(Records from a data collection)
— Start —

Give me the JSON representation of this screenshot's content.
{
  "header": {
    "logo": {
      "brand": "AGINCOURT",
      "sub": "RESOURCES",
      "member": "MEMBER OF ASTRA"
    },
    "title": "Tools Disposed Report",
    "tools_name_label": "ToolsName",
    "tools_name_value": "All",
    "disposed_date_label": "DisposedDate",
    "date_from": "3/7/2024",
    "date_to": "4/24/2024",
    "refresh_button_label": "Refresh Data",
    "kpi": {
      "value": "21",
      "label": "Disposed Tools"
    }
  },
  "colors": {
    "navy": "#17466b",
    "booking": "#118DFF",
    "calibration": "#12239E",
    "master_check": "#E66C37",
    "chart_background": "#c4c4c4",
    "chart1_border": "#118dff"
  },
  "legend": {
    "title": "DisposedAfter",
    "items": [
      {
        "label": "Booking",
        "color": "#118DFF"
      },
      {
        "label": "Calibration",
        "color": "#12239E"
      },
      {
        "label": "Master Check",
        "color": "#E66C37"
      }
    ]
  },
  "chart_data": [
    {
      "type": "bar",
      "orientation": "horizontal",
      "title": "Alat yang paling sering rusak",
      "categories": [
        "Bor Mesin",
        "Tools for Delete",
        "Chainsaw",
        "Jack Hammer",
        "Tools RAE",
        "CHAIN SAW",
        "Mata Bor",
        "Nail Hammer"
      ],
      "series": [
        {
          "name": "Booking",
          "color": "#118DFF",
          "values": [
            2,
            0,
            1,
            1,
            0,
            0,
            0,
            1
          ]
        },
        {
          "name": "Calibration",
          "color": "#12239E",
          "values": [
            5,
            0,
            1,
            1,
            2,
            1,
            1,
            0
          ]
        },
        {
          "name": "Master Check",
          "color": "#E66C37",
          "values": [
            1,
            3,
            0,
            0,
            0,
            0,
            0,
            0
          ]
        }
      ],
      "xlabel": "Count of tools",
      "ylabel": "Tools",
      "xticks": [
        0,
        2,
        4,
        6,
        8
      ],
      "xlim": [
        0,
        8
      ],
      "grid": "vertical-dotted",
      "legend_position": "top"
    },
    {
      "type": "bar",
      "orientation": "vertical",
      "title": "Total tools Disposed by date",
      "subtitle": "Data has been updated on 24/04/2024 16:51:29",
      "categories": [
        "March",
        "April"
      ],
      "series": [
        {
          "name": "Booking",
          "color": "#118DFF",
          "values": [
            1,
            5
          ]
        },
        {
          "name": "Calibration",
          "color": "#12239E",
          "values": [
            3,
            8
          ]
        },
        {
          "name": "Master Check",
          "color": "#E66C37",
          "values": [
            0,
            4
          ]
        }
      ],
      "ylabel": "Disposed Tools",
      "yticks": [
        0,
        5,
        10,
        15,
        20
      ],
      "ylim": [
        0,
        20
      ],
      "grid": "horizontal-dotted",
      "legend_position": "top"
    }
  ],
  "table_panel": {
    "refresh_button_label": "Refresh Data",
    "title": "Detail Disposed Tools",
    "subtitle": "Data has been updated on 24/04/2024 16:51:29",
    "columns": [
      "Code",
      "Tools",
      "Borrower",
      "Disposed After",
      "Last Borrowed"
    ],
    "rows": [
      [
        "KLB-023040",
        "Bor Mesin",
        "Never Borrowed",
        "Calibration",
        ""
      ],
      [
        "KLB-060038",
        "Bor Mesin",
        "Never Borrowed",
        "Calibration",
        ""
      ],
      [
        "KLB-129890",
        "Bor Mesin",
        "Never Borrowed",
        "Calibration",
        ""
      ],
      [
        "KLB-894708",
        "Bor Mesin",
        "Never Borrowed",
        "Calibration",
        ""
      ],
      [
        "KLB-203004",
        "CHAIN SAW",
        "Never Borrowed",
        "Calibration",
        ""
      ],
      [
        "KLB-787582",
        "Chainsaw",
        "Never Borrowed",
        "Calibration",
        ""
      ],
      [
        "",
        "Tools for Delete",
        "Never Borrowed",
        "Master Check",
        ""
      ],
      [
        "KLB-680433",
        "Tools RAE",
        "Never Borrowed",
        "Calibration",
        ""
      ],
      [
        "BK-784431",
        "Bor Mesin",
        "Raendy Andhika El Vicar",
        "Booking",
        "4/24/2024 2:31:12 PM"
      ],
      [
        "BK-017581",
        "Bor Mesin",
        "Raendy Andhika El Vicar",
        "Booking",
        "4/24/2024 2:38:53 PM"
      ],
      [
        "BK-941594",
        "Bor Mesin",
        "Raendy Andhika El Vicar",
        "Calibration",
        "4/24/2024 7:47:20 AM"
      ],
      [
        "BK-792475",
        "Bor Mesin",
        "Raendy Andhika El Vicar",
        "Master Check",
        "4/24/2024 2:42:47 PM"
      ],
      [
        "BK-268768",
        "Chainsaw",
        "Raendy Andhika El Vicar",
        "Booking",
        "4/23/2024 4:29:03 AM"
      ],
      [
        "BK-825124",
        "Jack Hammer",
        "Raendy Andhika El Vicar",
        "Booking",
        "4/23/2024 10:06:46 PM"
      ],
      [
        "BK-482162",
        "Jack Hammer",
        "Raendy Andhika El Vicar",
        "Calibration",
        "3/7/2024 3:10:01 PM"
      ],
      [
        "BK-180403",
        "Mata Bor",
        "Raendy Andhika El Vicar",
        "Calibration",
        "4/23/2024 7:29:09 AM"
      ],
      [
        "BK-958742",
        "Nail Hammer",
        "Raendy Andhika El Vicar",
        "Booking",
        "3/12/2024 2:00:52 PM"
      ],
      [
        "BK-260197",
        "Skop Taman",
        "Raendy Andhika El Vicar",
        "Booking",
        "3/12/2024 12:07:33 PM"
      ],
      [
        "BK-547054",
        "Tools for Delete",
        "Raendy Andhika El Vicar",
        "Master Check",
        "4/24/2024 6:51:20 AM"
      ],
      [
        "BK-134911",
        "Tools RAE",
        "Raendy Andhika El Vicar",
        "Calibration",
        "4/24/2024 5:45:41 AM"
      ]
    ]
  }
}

— End —

#### [Task brief]
Copy out the whole listing exactly.

#### [Full solution]
Give me the JSON representation of this screenshot's content.
{
  "header": {
    "logo": {
      "brand": "AGINCOURT",
      "sub": "RESOURCES",
      "member": "MEMBER OF ASTRA"
    },
    "title": "Tools Disposed Report",
    "tools_name_label": "ToolsName",
    "tools_name_value": "All",
    "disposed_date_label": "DisposedDate",
    "date_from": "3/7/2024",
    "date_to": "4/24/2024",
    "refresh_button_label": "Refresh Data",
    "kpi": {
      "value": "21",
      "label": "Disposed Tools"
    }
  },
  "colors": {
    "navy": "#17466b",
    "booking": "#118DFF",
    "calibration": "#12239E",
    "master_check": "#E66C37",
    "chart_background": "#c4c4c4",
    "chart1_border": "#118dff"
  },
  "legend": {
    "title": "DisposedAfter",
    "items": [
      {
        "label": "Booking",
        "color": "#118DFF"
      },
      {
        "label": "Calibration",
        "color": "#12239E"
      },
      {
        "label": "Master Check",
        "color": "#E66C37"
      }
    ]
  },
  "chart_data": [
    {
      "type": "bar",
      "orientation": "horizontal",
      "title": "Alat yang paling sering rusak",
      "categories": [
        "Bor Mesin",
        "Tools for Delete",
        "Chainsaw",
        "Jack Hammer",
        "Tools RAE",
        "CHAIN SAW",
        "Mata Bor",
        "Nail Hammer"
      ],
      "series": [
        {
          "name": "Booking",
          "color": "#118DFF",
          "values": [
            2,
            0,
            1,
            1,
            0,
            0,
            0,
            1
          ]
        },
        {
          "name": "Calibration",
          "color": "#12239E",
          "values": [
            5,
            0,
            1,
            1,
            2,
            1,
            1,
            0
          ]
        },
        {
          "name": "Master Check",
          "color": "#E66C37",
          "values": [
            1,
            3,
            0,
            0,
            0,
            0,
            0,
            0
          ]
        }
      ],
      "xlabel": "Count of tools",
      "ylabel": "Tools",
      "xticks": [
        0,
        2,
        4,
        6,
        8
      ],
      "xlim": [
        0,
        8
      ],
      "grid": "vertical-dotted",
      "legend_position": "top"
    },
    {
      "type": "bar",
      "orientation": "vertical",
      "title": "Total tools Disposed by date",
      "subtitle": "Data has been updated on 24/04/2024 16:51:29",
      "categories": [
        "March",
        "April"
      ],
      "series": [
        {
          "name": "Booking",
          "color": "#118DFF",
          "values": [
            1,
            5
          ]
        },
        {
          "name": "Calibration",
          "color": "#12239E",
          "values": [
            3,
            8
          ]
        },
        {
          "name": "Master Check",
          "color": "#E66C37",
          "values": [
            0,
            4
          ]
        }
      ],
      "ylabel": "Disposed Tools",
      "yticks": [
        0,
        5,
        10,
        15,
        20
      ],
      "ylim": [
        0,
        20
      ],
      "grid": "horizontal-dotted",
      "legend_position": "top"
    }
  ],
  "table_panel": {
    "refresh_button_label": "Refresh Data",
    "title": "Detail Disposed Tools",
    "subtitle": "Data has been updated on 24/04/2024 16:51:29",
    "columns": [
      "Code",
      "Tools",
      "Borrower",
      "Disposed After",
      "Last Borrowed"
    ],
    "rows": [
      [
        "KLB-023040",
        "Bor Mesin",
        "Never Borrowed",
        "Calibration",
        ""
      ],
      [
        "KLB-060038",
        "Bor Mesin",
        "Never Borrowed",
        "Calibration",
        ""
      ],
      [
        "KLB-129890",
        "Bor Mesin",
        "Never Borrowed",
        "Calibration",
        ""
      ],
      [
        "KLB-894708",
        "Bor Mesin",
        "Never Borrowed",
        "Calibration",
        ""
      ],
      [
        "KLB-203004",
        "CHAIN SAW",
        "Never Borrowed",
        "Calibration",
        ""
      ],
      [
        "KLB-787582",
        "Chainsaw",
        "Never Borrowed",
        "Calibration",
        ""
      ],
      [
        "",
        "Tools for Delete",
        "Never Borrowed",
        "Master Check",
        ""
      ],
      [
        "KLB-680433",
        "Tools RAE",
        "Never Borrowed",
        "Calibration",
        ""
      ],
      [
        "BK-784431",
        "Bor Mesin",
        "Raendy Andhika El Vicar",
        "Booking",
        "4/24/2024 2:31:12 PM"
      ],
      [
        "BK-017581",
        "Bor Mesin",
        "Raendy Andhika El Vicar",
        "Booking",
        "4/24/2024 2:38:53 PM"
      ],
      [
        "BK-941594",
        "Bor Mesin",
        "Raendy Andhika El Vicar",
        "Calibration",
        "4/24/2024 7:47:20 AM"
      ],
      [
        "BK-792475",
        "Bor Mesin",
        "Raendy Andhika El Vicar",
        "Master Check",
        "4/24/2024 2:42:47 PM"
      ],
      [
        "BK-268768",
        "Chainsaw",
        "Raendy Andhika El Vicar",
        "Booking",
        "4/23/2024 4:29:03 AM"
      ],
      [
        "BK-825124",
        "Jack Hammer",
        "Raendy Andhika El Vicar",
        "Booking",
        "4/23/2024 10:06:46 PM"
      ],
      [
        "BK-482162",
        "Jack Hammer",
        "Raendy Andhika El Vicar",
        "Calibration",
        "3/7/2024 3:10:01 PM"
      ],
      [
        "BK-180403",
        "Mata Bor",
        "Raendy Andhika El Vicar",
        "Calibration",
        "4/23/2024 7:29:09 AM"
      ],
      [
        "BK-958742",
        "Nail Hammer",
        "Raendy Andhika El Vicar",
        "Booking",
        "3/12/2024 2:00:52 PM"
      ],
      [
        "BK-260197",
        "Skop Taman",
        "Raendy Andhika El Vicar",
        "Booking",
        "3/12/2024 12:07:33 PM"
      ],
      [
        "BK-547054",
        "Tools for Delete",
        "Raendy Andhika El Vicar",
        "Master Check",
        "4/24/2024 6:51:20 AM"
      ],
      [
        "BK-134911",
        "Tools RAE",
        "Raendy Andhika El Vicar",
        "Calibration",
        "4/24/2024 5:45:41 AM"
      ]
    ]
  }
}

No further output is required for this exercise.